* [Problem description]: Retype the lines from the line with "clock-icon (807, 349, 827, 369)" to the line with "vk-ads-logo-icon[interactable] (11, 7, 32, 28)", keeping them exactly as they appear.

-- START OF Data section --

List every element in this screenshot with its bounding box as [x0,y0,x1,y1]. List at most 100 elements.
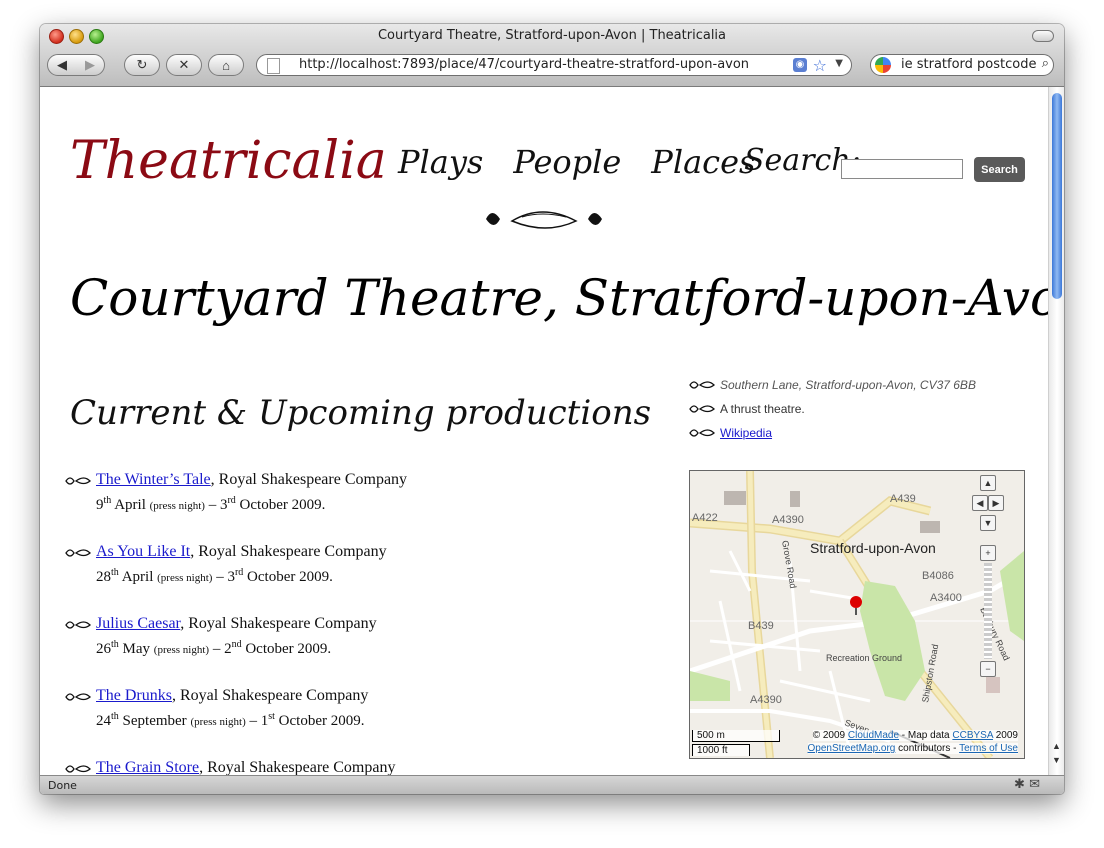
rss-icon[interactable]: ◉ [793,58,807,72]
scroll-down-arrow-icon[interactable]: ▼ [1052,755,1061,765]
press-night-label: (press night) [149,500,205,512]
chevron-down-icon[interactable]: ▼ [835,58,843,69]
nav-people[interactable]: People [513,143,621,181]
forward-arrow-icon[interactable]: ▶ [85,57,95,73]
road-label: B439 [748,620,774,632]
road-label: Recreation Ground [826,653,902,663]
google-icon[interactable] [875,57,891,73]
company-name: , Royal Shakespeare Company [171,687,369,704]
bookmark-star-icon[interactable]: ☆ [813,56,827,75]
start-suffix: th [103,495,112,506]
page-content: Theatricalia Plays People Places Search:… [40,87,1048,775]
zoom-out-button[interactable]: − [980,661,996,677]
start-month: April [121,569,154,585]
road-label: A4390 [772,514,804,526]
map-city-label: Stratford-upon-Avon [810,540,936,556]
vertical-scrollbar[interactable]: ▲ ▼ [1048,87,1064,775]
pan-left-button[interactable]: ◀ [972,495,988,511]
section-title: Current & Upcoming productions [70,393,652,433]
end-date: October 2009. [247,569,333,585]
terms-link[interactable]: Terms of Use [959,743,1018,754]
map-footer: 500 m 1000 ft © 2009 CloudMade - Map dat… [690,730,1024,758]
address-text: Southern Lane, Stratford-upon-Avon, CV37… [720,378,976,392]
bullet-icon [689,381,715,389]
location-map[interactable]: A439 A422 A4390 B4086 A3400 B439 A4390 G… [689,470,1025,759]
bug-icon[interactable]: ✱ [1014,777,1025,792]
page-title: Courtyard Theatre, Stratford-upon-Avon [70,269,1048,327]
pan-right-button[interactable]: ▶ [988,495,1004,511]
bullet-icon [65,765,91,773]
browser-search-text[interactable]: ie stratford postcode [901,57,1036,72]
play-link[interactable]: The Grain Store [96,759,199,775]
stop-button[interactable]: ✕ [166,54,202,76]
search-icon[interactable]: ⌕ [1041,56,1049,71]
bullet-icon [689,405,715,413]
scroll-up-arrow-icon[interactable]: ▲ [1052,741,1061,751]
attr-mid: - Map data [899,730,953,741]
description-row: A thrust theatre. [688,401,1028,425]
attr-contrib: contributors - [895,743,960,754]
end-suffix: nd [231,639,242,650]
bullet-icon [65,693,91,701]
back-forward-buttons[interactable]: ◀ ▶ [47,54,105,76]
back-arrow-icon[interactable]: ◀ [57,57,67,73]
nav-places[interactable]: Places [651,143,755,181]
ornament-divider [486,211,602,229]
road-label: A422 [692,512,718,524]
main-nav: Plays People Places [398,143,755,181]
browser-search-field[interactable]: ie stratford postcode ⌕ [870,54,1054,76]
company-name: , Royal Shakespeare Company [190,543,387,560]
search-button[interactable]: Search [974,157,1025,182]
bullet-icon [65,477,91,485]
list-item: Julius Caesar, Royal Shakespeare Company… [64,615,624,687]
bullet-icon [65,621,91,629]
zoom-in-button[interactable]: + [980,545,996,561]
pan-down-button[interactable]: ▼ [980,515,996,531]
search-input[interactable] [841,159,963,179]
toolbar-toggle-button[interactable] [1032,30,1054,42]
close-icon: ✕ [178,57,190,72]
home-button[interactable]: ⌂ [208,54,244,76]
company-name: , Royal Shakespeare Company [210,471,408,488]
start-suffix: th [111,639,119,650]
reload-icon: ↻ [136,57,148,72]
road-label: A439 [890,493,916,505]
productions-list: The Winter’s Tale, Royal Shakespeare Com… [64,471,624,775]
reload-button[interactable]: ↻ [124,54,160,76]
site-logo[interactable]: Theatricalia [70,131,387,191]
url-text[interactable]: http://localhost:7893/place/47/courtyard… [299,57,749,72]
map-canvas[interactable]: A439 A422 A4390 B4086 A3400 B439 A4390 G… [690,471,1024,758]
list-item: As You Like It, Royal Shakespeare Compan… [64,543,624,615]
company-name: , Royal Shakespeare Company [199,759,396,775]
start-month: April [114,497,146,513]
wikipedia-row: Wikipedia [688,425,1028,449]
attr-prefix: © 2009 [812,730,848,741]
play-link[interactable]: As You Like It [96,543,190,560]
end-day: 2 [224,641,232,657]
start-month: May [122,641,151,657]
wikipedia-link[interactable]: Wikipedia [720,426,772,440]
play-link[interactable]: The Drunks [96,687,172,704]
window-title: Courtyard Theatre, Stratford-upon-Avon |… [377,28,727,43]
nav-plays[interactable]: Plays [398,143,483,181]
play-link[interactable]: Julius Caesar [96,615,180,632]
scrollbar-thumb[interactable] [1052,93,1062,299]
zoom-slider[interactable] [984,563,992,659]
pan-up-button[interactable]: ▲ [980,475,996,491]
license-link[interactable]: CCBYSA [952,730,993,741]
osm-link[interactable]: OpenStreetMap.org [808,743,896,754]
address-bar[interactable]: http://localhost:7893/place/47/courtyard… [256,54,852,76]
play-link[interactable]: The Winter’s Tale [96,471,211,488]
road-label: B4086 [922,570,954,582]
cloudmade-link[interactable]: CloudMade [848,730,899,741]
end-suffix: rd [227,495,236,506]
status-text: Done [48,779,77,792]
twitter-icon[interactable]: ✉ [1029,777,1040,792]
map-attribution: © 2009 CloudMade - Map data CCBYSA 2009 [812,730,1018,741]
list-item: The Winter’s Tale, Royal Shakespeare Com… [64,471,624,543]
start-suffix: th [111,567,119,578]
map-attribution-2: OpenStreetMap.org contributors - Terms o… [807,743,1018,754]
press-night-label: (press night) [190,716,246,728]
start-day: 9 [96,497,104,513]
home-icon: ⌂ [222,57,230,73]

-- END OF Data section --
-- START OF Data section --

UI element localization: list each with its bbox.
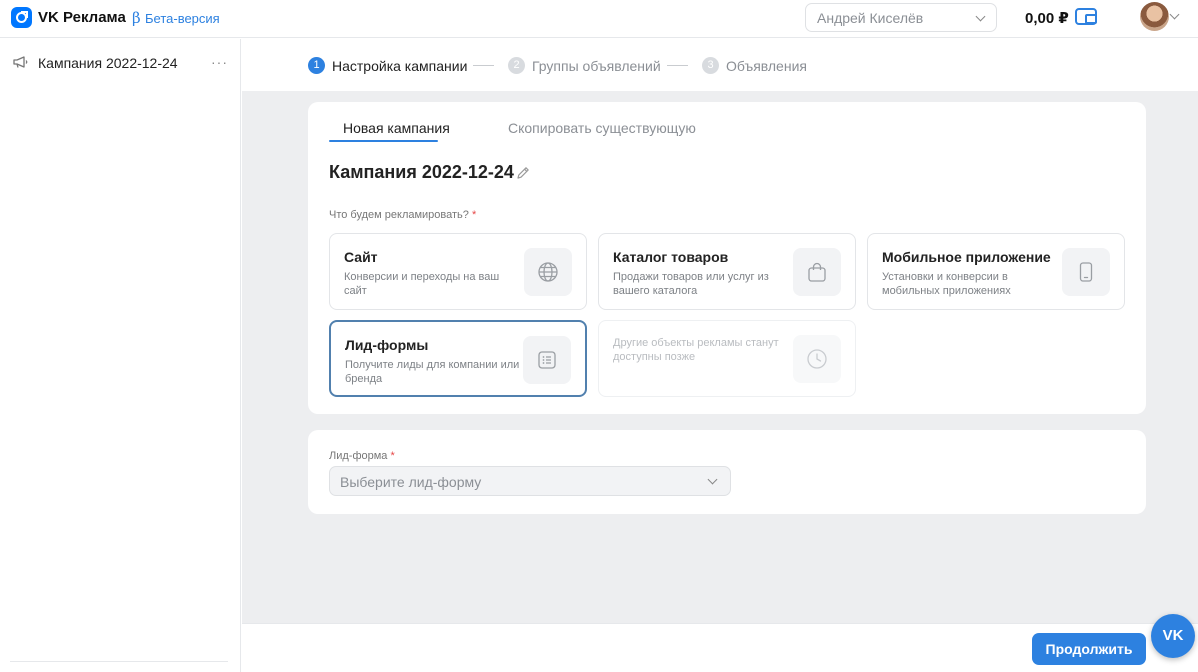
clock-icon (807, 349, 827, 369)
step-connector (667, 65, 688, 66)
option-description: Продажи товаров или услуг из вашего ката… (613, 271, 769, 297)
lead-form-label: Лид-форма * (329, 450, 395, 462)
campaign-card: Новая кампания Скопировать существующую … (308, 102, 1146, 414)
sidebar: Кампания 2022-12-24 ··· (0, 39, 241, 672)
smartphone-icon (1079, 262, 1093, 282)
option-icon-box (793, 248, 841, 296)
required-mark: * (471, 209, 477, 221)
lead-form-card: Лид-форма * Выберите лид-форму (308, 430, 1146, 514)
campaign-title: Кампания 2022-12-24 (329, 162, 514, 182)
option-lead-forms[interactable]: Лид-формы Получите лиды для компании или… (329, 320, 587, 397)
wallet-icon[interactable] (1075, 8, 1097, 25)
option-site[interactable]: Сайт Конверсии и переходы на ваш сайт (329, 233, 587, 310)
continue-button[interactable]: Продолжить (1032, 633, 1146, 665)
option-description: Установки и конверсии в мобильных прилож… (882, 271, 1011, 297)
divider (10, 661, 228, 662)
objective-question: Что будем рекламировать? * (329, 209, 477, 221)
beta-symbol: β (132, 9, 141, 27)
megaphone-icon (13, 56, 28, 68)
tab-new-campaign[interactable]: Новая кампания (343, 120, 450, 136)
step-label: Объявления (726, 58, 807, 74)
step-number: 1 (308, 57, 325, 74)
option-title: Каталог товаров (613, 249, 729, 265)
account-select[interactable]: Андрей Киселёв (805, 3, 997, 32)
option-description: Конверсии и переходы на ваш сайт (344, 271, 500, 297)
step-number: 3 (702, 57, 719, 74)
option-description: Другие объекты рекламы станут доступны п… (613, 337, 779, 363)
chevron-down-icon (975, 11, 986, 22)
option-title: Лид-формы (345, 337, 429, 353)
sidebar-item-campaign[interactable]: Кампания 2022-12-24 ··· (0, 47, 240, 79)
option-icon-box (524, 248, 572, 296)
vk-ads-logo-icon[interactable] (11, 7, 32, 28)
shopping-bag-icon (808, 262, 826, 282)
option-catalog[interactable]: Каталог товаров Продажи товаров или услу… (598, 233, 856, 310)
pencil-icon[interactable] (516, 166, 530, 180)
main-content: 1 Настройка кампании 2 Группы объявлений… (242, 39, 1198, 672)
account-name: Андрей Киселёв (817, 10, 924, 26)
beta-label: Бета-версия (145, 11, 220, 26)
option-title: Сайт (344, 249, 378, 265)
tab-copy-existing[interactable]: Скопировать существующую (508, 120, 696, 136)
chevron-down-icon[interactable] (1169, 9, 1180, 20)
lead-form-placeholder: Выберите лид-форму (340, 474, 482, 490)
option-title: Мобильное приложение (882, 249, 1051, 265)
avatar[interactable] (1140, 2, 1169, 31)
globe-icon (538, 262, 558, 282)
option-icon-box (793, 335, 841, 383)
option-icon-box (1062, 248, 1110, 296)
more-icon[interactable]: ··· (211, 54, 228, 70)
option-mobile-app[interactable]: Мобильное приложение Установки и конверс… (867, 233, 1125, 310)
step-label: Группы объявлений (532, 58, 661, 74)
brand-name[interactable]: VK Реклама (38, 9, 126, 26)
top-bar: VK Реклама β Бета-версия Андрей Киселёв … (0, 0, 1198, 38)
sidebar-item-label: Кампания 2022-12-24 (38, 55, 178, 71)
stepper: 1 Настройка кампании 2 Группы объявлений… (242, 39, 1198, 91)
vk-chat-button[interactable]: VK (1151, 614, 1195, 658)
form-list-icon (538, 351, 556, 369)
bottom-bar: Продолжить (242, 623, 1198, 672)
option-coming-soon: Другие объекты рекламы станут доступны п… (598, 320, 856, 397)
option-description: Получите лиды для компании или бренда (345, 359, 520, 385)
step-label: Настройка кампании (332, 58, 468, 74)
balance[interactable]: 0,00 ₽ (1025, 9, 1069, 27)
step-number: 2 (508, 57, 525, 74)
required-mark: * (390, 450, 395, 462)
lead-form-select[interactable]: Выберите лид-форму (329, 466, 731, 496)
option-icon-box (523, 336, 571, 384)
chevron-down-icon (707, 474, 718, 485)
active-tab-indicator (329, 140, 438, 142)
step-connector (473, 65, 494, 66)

-- END OF Data section --
-- START OF Data section --

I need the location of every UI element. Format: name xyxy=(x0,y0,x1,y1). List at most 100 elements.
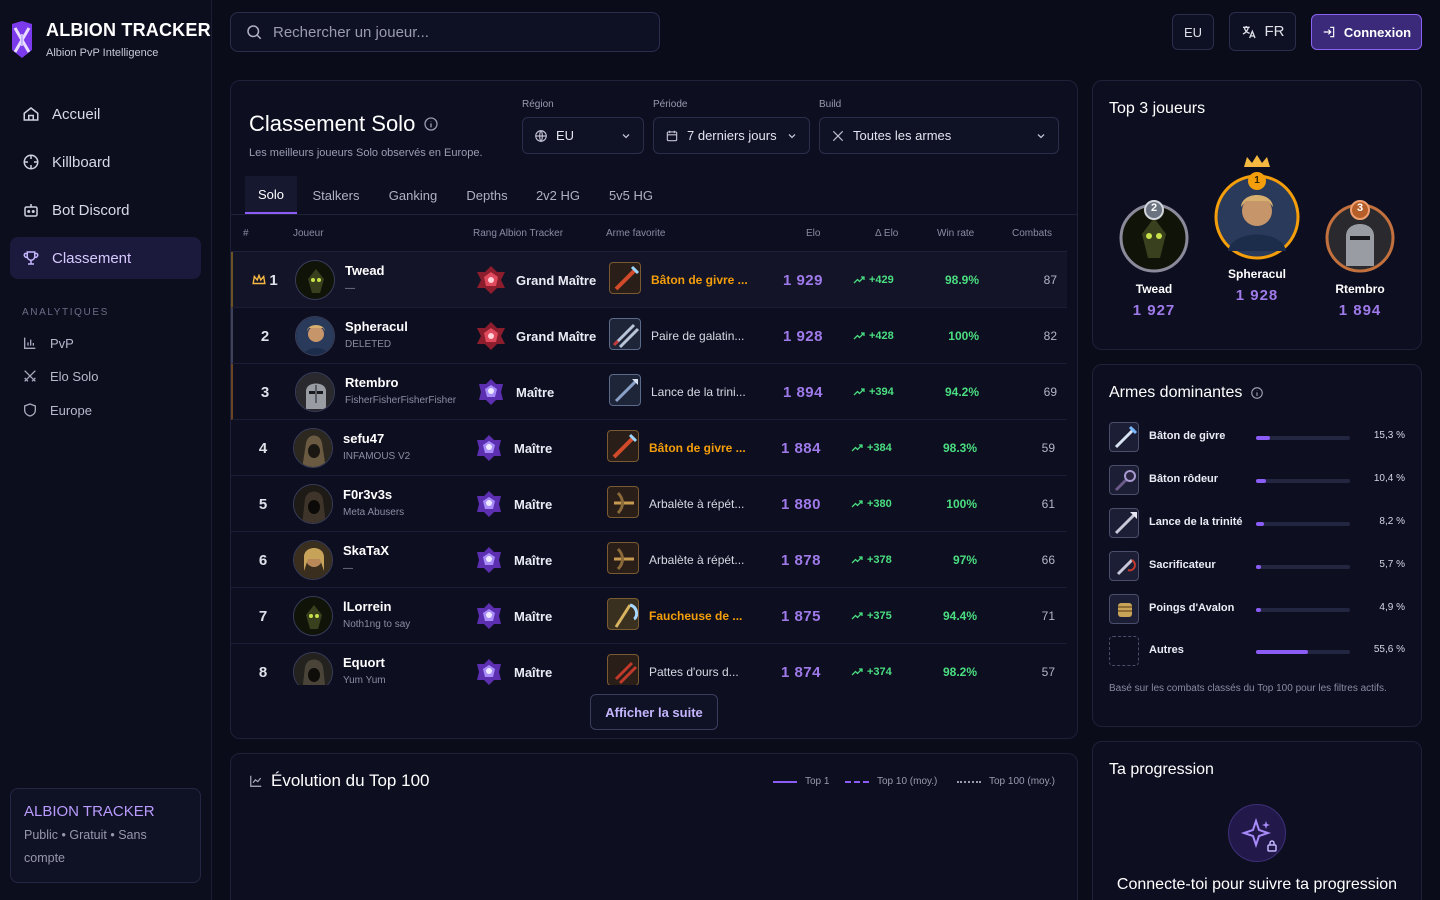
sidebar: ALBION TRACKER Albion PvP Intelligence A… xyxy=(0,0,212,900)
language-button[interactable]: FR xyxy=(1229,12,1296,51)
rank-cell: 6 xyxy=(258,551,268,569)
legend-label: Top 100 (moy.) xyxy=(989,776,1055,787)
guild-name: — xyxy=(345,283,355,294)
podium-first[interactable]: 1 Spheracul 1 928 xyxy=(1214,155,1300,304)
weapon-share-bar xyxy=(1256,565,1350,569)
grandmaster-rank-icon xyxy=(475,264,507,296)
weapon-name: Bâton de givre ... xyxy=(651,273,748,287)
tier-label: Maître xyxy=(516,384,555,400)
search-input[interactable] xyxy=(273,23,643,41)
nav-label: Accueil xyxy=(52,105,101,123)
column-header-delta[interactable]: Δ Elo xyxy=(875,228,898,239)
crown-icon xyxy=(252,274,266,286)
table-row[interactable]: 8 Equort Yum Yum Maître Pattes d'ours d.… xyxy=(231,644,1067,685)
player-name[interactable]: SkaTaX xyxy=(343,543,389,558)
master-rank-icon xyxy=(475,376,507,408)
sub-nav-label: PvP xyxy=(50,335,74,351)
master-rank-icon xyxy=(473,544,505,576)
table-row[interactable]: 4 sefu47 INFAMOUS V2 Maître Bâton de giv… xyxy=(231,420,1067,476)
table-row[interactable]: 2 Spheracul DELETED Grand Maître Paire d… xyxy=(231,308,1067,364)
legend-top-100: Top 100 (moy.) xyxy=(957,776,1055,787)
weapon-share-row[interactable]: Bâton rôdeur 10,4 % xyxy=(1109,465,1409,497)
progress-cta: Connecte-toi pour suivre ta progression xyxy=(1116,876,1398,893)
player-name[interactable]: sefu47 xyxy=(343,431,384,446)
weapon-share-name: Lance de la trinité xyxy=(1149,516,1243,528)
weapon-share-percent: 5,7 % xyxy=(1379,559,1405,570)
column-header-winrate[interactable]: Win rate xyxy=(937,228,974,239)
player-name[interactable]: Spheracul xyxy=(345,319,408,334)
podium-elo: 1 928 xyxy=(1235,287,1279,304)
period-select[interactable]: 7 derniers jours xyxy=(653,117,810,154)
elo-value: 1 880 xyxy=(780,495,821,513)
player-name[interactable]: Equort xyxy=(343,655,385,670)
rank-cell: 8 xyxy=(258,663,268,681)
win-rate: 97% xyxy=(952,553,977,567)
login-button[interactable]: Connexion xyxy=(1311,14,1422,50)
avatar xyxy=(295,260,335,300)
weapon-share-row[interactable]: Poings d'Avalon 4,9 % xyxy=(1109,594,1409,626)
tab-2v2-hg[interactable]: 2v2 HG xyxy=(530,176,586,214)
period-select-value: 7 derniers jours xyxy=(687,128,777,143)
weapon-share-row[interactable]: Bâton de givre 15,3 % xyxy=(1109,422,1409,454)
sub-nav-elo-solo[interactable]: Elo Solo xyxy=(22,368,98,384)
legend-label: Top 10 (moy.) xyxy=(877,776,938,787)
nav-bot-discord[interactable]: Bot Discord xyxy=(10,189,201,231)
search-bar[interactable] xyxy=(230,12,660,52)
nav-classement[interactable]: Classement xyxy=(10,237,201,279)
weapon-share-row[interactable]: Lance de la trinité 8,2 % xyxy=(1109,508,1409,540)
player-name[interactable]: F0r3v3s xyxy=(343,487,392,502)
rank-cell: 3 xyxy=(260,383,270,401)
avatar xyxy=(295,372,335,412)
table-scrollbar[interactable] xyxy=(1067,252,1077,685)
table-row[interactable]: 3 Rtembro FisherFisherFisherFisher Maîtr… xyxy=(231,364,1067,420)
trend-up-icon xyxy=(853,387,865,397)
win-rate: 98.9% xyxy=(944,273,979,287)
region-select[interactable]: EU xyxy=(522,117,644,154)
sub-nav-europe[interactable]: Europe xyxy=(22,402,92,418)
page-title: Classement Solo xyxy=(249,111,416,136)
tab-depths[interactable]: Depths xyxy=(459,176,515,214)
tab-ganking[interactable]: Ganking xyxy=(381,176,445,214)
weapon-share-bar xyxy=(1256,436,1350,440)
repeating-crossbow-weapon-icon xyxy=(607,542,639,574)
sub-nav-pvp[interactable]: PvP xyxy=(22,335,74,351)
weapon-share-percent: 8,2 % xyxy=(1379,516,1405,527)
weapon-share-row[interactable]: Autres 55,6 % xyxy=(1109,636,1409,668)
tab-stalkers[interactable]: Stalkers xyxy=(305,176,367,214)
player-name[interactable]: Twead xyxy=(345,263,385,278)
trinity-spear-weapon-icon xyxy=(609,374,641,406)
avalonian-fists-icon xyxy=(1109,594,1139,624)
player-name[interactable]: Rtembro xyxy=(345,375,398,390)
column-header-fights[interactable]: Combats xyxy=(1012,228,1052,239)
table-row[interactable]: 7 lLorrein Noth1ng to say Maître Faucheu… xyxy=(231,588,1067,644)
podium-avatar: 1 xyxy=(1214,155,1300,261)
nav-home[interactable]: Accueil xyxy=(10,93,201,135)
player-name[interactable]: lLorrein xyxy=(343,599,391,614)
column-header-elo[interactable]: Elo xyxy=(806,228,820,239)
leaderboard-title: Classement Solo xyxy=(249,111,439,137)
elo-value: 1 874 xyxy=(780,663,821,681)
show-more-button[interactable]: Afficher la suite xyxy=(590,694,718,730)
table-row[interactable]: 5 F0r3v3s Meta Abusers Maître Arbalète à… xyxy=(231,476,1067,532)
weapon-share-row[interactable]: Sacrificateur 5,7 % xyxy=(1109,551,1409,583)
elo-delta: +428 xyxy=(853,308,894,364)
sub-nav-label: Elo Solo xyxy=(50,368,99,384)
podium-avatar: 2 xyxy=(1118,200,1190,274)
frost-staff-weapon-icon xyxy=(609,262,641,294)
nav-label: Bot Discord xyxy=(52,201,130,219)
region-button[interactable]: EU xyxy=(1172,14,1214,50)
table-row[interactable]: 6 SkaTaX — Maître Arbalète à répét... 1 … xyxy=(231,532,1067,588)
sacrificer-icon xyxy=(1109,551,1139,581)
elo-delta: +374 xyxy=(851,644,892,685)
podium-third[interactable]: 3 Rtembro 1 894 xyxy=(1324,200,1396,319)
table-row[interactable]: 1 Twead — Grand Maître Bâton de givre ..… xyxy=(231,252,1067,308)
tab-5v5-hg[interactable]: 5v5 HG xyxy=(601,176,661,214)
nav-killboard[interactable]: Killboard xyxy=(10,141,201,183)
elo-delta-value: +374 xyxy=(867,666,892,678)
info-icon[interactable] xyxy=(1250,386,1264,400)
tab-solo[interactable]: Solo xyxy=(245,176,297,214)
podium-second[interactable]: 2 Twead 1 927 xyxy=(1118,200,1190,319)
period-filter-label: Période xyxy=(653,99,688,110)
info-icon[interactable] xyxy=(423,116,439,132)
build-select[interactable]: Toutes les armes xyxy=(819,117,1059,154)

-- END OF Data section --

* [Correct answer]:
clock-icon (807, 349, 827, 369)
step-connector (667, 65, 688, 66)
option-description: Продажи товаров или услуг из вашего ката… (613, 271, 769, 297)
lead-form-label: Лид-форма * (329, 450, 395, 462)
campaign-card: Новая кампания Скопировать существующую … (308, 102, 1146, 414)
sidebar: Кампания 2022-12-24 ··· (0, 39, 241, 672)
smartphone-icon (1079, 262, 1093, 282)
option-icon-box (793, 248, 841, 296)
required-mark: * (471, 209, 477, 221)
lead-form-card: Лид-форма * Выберите лид-форму (308, 430, 1146, 514)
campaign-title: Кампания 2022-12-24 (329, 162, 514, 182)
option-lead-forms[interactable]: Лид-формы Получите лиды для компании или… (329, 320, 587, 397)
wallet-icon[interactable] (1075, 8, 1097, 25)
option-site[interactable]: Сайт Конверсии и переходы на ваш сайт (329, 233, 587, 310)
continue-button[interactable]: Продолжить (1032, 633, 1146, 665)
option-description: Установки и конверсии в мобильных прилож… (882, 271, 1011, 297)
divider (10, 661, 228, 662)
objective-question: Что будем рекламировать? * (329, 209, 477, 221)
beta-symbol: β (132, 9, 141, 27)
megaphone-icon (13, 56, 28, 68)
tab-new-campaign[interactable]: Новая кампания (343, 120, 450, 136)
step-label: Объявления (726, 58, 807, 74)
step-number: 1 (308, 57, 325, 74)
option-title: Каталог товаров (613, 249, 729, 265)
account-select[interactable]: Андрей Киселёв (805, 3, 997, 32)
option-description: Конверсии и переходы на ваш сайт (344, 271, 500, 297)
step-number: 3 (702, 57, 719, 74)
option-description: Другие объекты рекламы станут доступны п… (613, 337, 779, 363)
chevron-down-icon (975, 11, 986, 22)
option-title: Лид-формы (345, 337, 429, 353)
sidebar-item-campaign[interactable]: Кампания 2022-12-24 ··· (0, 47, 240, 79)
option-icon-box (524, 248, 572, 296)
vk-ads-logo-icon[interactable] (11, 7, 32, 28)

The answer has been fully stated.